§ YOUR TASK: Copy out everything from the first line of the records down to the line containing "239, 638, 255]", including that line, reproducing each line without change.
START TASK MATERIAL
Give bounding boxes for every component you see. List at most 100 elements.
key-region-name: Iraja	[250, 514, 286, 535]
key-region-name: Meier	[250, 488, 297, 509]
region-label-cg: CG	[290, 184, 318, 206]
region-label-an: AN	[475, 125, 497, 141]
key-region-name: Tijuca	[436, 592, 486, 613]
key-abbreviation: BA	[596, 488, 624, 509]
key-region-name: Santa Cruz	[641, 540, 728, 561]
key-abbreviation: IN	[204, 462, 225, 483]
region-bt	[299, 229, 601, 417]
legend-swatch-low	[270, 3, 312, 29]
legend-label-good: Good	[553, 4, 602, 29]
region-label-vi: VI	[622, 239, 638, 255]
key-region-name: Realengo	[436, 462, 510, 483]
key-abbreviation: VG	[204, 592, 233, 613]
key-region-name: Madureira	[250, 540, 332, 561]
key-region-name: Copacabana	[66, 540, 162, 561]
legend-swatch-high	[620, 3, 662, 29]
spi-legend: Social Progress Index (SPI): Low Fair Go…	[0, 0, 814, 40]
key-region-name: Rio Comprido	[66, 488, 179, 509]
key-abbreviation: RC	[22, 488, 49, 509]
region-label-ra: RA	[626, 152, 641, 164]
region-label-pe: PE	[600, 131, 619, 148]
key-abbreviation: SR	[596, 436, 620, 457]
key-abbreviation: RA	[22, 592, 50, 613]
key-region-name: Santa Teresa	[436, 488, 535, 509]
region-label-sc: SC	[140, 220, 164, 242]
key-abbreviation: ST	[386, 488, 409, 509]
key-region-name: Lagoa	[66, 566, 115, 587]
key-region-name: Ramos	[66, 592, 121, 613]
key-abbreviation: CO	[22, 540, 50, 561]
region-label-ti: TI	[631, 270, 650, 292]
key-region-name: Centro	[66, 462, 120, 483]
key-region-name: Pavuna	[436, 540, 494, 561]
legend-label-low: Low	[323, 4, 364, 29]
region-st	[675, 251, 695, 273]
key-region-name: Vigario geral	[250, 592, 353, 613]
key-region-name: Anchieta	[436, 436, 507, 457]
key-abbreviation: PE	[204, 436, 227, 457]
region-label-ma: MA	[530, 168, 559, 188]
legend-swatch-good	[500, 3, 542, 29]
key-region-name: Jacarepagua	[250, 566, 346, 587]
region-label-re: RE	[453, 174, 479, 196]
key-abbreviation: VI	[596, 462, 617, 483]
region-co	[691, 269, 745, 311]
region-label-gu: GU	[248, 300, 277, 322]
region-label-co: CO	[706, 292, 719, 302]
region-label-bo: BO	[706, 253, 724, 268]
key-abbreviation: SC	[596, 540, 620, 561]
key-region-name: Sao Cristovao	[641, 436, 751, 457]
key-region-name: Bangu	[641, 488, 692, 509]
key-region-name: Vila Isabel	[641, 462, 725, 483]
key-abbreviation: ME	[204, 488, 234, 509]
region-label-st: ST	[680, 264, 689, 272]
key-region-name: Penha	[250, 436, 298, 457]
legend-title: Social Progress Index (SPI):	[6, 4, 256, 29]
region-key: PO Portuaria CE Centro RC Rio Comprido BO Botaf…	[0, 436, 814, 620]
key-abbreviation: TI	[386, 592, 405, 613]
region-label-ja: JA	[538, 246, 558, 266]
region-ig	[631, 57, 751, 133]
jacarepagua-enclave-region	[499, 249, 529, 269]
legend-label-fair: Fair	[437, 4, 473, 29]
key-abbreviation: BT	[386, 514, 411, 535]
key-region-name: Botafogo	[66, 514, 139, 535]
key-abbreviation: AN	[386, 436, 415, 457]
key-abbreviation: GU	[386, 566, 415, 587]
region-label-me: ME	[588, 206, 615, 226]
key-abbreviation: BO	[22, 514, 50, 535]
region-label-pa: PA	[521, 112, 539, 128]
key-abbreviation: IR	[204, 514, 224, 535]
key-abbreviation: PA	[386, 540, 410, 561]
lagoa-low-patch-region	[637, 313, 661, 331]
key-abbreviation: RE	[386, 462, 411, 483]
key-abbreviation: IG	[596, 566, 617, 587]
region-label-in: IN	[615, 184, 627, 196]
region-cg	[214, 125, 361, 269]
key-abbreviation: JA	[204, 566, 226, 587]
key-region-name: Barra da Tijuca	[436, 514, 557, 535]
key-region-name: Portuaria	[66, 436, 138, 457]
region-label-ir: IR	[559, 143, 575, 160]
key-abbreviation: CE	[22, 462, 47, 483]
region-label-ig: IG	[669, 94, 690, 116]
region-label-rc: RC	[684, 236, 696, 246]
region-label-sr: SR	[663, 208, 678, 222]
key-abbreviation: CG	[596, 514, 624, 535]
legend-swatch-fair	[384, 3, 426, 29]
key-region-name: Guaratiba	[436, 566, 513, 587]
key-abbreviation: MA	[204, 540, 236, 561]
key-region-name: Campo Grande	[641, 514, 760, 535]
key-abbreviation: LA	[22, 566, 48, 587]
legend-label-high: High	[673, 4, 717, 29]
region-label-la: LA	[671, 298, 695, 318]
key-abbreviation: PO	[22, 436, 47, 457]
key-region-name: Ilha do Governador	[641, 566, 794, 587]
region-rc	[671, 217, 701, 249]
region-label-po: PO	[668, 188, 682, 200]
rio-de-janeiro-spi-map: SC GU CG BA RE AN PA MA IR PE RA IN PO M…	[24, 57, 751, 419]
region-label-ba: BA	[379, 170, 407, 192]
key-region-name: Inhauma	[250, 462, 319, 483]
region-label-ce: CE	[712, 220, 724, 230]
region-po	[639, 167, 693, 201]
END TASK MATERIAL
§ EXPECTED OUTPUT:
Give bounding boxes for every component you see. List at most 100 elements.
key-region-name: Iraja	[250, 514, 286, 535]
key-region-name: Meier	[250, 488, 297, 509]
region-label-cg: CG	[290, 184, 318, 206]
region-label-an: AN	[475, 125, 497, 141]
key-region-name: Tijuca	[436, 592, 486, 613]
key-abbreviation: BA	[596, 488, 624, 509]
key-region-name: Santa Cruz	[641, 540, 728, 561]
key-abbreviation: IN	[204, 462, 225, 483]
region-bt	[299, 229, 601, 417]
legend-swatch-low	[270, 3, 312, 29]
legend-label-good: Good	[553, 4, 602, 29]
region-label-vi: VI	[622, 239, 638, 255]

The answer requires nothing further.